- **Exercice écrit 1**
Remplacez "tighten-bar" par "contraction-bar" dans les enregistrements, en commençant à leur début et en terminant à la ligne qui contient "504, 864, 528]", puis recopiez ces lignes sans autre modification.

○ ○ ○ ○ ○ ○ ○

Et nous nous réjouissons de pouvoir échanger avec vous et les principaux acteurs du monde agricole, dont je salue la présence.
Les défis à relever en matière de transition énergétique sont également immenses.
Nous avons la chance de profiter, partout sur notre territoire, d’une forêt remarquable, par son étendue et sa biodiversité.
Mais cette forêt est morcelée, ce qui entraîne une sous-exploitation des bois.
Nous bénéficions également, grâce à notre situation géographique privilégiée, de sources d’énergies renouvelables inépuisables, telles que l’eau, le soleil et le vent.
Mais nous déjà accumulé un retard considérable par rapport à certains de nos voisins européens.
Si la volonté politique d’améliorer la gestion durable de la forêt et de développer les énergies renouvelables est incontestable, les outils juridiques actuels sont insuffisants, lorsqu’ils ne sont pas inefficaces.
Les cinq propositions qui vous seront présentées mardi matin par Antoine Gence et Éric Meiller poursuivent un double objectif : améliorer durablement l’exploitation de nos bois et forêts, et accélérer la transition énergétique.

○ ○ ○ ○ ○ ○ ○

- **Exercice écrit 2**
Recopiez à l'identique le passage du texte sur la forêt et la transition énergétique, en commençant à "Et nous nous" et en terminant à "et sa biodiversité.".

○ ○ ○ ○ ○ ○ ○

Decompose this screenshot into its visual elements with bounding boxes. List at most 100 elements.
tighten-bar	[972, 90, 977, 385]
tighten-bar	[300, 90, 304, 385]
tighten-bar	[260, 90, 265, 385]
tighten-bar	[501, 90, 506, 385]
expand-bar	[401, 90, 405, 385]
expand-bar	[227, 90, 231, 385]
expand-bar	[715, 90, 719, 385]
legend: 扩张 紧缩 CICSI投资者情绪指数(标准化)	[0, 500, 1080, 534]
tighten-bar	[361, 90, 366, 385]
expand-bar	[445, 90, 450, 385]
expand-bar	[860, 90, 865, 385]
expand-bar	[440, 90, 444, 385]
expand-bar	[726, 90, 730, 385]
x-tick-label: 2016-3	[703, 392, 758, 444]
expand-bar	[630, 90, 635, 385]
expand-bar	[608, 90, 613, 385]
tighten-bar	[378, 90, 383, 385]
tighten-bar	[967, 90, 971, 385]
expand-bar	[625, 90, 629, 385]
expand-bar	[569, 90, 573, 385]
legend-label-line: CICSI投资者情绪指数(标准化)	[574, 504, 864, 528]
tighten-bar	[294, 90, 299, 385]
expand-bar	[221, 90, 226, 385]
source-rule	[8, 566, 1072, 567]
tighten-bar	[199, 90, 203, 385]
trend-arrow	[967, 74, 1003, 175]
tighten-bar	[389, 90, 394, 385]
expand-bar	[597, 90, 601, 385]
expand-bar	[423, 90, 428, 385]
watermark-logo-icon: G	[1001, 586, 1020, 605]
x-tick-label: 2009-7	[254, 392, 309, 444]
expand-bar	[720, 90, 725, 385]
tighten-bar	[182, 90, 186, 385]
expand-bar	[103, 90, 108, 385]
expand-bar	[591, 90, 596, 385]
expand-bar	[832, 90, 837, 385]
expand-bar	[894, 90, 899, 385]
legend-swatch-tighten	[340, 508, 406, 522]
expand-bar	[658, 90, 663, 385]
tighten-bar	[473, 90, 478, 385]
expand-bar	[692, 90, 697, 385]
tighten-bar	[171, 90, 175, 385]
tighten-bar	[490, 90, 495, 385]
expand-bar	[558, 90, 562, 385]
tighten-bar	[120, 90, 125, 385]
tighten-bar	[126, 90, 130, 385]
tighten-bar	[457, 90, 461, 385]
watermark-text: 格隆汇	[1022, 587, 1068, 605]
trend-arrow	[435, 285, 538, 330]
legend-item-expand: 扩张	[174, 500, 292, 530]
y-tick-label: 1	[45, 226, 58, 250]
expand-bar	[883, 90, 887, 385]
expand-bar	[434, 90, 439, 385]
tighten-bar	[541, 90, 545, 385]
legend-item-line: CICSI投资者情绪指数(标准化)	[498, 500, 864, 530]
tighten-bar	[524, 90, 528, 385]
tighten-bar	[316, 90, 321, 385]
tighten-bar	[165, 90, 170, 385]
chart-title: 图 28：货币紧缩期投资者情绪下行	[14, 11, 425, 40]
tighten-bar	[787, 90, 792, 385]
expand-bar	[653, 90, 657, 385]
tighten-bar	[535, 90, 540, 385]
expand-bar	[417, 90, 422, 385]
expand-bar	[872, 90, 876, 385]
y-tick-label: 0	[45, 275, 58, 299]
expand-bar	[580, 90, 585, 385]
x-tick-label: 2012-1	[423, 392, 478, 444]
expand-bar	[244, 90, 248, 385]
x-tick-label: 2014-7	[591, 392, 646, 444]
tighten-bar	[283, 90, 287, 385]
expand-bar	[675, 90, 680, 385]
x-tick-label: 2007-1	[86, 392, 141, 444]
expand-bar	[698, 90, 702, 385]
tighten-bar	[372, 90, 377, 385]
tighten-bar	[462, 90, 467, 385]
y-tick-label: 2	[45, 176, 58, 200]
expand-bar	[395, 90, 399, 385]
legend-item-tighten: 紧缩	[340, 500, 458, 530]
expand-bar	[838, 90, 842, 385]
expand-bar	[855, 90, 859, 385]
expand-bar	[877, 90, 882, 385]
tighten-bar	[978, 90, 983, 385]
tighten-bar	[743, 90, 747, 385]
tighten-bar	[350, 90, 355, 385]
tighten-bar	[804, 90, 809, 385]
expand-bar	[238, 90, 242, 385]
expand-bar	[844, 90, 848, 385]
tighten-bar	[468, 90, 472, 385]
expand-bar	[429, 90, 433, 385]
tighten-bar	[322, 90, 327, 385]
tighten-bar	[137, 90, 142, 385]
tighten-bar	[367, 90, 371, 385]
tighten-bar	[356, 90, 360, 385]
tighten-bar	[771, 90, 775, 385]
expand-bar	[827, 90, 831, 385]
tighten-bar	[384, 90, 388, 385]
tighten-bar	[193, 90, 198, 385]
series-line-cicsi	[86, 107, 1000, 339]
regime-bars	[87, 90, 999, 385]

○ ○ ○ ○ ○ ○ ○

- **Réponse écrite 1**
Decompose this screenshot into its visual elements with bounding boxes. List at most 100 elements.
contraction-bar	[972, 90, 977, 385]
contraction-bar	[300, 90, 304, 385]
contraction-bar	[260, 90, 265, 385]
contraction-bar	[501, 90, 506, 385]
expand-bar	[401, 90, 405, 385]
expand-bar	[227, 90, 231, 385]
expand-bar	[715, 90, 719, 385]
legend: 扩张 紧缩 CICSI投资者情绪指数(标准化)	[0, 500, 1080, 534]
contraction-bar	[361, 90, 366, 385]
expand-bar	[445, 90, 450, 385]
expand-bar	[860, 90, 865, 385]
expand-bar	[440, 90, 444, 385]
expand-bar	[726, 90, 730, 385]
x-tick-label: 2016-3	[703, 392, 758, 444]
expand-bar	[630, 90, 635, 385]
expand-bar	[608, 90, 613, 385]
contraction-bar	[378, 90, 383, 385]
contraction-bar	[967, 90, 971, 385]
expand-bar	[625, 90, 629, 385]
expand-bar	[569, 90, 573, 385]
legend-label-line: CICSI投资者情绪指数(标准化)	[574, 504, 864, 528]

- **Réponse écrite 2**
Et nous nous réjouissons de pouvoir échanger avec vous et les principaux acteurs du monde agricole, dont je salue la présence.
Les défis à relever en matière de transition énergétique sont également immenses.
Nous avons la chance de profiter, partout sur notre territoire, d’une forêt remarquable, par son étendue et sa biodiversité.